▶ **SET PROBLEM**: Return only the number of lines holding the word "Interna".

▶ **PROVIDED DATA**:
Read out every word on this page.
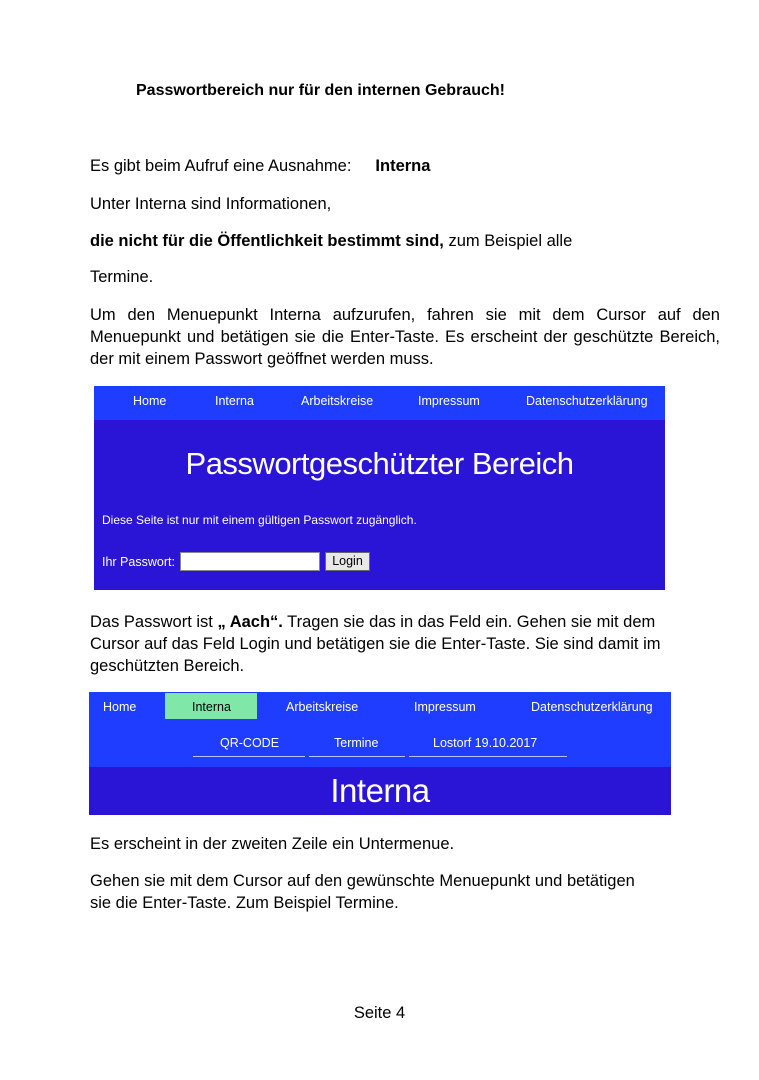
Passwortbereich nur für den internen Gebrauch!
Es gibt beim Aufruf eine Ausnahme: Interna
Unter Interna sind Informationen,
die nicht für die Öffentlichkeit bestimmt sind, zum Beispiel alle
Termine.
Um den Menuepunkt Interna aufzurufen, fahren sie mit dem Cursor auf den Menuepunkt und betätigen sie die Enter-Taste. Es erscheint der geschützte Bereich, der mit einem Passwort geöffnet werden muss.
Home	Interna	Arbeitskreise	Impressum	Datenschutzerklärung
Passwortgeschützter Bereich
Diese Seite ist nur mit einem gültigen Passwort zugänglich.
Ihr Passwort:	Login
Das Passwort ist „ Aach“. Tragen sie das in das Feld ein. Gehen sie mit dem
Cursor auf das Feld Login und betätigen sie die Enter-Taste. Sie sind damit im
geschützten Bereich.
Home	Interna	Arbeitskreise	Impressum	Datenschutzerklärung
QR-CODE	Termine	Lostorf 19.10.2017
Interna
Es erscheint in der zweiten Zeile ein Untermenue.
Gehen sie mit dem Cursor auf den gewünschte Menuepunkt und betätigen
sie die Enter-Taste. Zum Beispiel Termine.
Seite 4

▶ **ANSWER FOR THE TASK**: 6